--- START OF SUPPLIED ENTRIES ---

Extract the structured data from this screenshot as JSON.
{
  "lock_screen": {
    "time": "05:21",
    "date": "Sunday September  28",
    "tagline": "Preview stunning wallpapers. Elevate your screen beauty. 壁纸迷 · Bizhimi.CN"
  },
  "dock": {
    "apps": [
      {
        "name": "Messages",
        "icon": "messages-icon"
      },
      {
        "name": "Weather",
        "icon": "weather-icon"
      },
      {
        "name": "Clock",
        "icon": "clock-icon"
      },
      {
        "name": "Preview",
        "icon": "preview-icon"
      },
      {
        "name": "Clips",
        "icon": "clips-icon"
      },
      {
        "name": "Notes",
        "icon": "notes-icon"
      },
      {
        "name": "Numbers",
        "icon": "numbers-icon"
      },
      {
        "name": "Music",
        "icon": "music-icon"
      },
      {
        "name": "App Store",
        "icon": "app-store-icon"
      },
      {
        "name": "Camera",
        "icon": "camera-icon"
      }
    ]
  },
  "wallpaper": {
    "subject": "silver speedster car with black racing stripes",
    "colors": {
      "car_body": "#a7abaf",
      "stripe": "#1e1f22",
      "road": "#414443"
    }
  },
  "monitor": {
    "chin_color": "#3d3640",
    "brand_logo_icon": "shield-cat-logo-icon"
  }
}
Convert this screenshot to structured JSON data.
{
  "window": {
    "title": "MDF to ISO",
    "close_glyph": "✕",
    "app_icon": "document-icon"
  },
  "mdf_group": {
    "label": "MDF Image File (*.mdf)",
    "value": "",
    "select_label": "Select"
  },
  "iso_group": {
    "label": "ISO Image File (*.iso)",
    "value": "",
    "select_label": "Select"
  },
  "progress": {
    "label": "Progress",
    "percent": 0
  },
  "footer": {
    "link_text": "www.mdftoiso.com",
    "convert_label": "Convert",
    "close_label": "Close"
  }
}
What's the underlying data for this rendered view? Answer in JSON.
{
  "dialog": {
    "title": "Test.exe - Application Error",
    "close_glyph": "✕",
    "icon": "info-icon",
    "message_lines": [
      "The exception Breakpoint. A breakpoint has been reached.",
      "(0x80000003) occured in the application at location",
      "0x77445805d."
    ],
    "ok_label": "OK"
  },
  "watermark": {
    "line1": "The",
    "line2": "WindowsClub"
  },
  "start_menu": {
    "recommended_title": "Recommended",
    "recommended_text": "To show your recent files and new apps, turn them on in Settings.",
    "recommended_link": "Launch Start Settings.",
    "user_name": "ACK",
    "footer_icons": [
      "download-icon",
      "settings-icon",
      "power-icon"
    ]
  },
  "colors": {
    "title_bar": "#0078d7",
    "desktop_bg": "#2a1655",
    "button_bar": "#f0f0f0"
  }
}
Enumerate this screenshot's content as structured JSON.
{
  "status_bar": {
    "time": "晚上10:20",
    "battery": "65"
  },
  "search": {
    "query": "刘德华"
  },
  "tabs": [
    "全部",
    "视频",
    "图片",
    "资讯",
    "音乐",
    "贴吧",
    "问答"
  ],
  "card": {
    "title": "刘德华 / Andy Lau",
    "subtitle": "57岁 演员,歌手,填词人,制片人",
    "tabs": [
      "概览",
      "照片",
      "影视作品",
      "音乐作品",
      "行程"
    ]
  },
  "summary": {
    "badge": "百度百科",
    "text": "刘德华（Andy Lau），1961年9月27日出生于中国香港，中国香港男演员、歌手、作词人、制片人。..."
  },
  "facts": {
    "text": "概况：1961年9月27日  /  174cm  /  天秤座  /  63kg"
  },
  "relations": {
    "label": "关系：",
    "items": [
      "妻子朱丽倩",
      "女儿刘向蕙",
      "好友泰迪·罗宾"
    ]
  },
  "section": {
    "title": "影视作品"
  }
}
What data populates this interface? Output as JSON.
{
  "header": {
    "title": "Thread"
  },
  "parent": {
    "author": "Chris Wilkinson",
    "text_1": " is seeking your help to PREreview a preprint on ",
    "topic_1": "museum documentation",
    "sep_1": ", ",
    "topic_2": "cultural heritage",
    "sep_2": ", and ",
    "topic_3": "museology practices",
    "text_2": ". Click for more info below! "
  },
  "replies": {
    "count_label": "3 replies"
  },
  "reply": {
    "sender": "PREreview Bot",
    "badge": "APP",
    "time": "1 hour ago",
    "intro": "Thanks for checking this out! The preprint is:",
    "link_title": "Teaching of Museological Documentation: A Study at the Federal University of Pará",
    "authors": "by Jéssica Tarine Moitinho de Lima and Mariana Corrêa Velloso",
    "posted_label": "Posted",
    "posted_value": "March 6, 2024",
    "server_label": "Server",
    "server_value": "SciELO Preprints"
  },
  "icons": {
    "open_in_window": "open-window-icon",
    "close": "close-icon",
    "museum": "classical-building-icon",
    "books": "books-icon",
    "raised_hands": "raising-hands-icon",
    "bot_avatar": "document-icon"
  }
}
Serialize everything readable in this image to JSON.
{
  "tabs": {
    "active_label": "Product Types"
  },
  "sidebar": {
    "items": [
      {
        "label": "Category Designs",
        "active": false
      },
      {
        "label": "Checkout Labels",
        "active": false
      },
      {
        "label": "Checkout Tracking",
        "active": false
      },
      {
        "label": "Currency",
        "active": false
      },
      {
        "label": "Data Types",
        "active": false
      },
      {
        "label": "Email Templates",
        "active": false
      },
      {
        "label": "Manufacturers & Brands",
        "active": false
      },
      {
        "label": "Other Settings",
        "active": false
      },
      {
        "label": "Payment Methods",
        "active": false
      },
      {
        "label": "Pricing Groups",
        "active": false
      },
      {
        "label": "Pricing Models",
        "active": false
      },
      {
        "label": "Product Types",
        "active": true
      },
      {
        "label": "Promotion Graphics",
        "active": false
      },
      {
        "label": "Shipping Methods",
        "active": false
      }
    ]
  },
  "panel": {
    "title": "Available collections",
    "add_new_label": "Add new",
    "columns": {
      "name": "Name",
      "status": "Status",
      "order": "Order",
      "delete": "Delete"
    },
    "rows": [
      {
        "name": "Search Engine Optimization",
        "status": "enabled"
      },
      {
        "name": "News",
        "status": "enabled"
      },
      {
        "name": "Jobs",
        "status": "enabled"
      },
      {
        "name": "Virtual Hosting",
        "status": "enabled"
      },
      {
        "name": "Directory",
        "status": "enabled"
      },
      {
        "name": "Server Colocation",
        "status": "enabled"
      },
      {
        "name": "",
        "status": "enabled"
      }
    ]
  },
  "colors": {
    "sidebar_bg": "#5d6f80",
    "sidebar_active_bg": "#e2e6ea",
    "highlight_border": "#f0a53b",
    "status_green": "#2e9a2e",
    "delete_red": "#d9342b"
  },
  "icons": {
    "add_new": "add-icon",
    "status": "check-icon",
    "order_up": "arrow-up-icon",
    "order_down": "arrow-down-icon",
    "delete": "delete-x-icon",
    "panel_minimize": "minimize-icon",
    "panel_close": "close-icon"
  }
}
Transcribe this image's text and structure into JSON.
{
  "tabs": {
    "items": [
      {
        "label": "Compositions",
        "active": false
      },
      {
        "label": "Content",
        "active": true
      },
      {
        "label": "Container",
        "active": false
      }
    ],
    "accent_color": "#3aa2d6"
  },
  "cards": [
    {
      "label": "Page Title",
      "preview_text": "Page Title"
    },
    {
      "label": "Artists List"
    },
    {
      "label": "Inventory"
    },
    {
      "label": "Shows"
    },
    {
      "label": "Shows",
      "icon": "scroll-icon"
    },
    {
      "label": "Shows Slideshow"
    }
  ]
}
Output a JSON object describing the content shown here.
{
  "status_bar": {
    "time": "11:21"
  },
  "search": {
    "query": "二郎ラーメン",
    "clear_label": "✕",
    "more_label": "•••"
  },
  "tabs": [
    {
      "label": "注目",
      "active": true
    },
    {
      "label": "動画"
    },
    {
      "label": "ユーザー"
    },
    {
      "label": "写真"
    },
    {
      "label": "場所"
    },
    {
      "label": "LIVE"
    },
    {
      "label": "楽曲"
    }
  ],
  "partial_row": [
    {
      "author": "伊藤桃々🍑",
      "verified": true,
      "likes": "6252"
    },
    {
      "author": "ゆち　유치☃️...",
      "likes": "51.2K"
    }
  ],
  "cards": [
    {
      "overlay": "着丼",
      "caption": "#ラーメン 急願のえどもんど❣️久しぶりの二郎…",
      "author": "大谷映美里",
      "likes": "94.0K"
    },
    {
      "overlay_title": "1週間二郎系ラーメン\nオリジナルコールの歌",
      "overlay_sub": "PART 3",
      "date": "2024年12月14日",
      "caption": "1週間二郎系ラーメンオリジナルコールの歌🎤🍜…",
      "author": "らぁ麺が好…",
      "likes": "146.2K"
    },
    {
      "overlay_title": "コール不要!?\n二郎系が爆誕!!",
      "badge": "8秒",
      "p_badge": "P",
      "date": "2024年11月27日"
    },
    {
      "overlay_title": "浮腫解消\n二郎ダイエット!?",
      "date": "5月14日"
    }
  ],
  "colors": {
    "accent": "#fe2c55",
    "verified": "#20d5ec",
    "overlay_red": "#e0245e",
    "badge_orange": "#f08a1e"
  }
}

--- END OF SUPPLIED ENTRIES ---

Using the listing above, gather each line that holds the string "What" and copy it.

ANSWER FOR THIS EXERCISE:
What's the underlying data for this rendered view? Answer in JSON.
What data populates this interface? Output as JSON.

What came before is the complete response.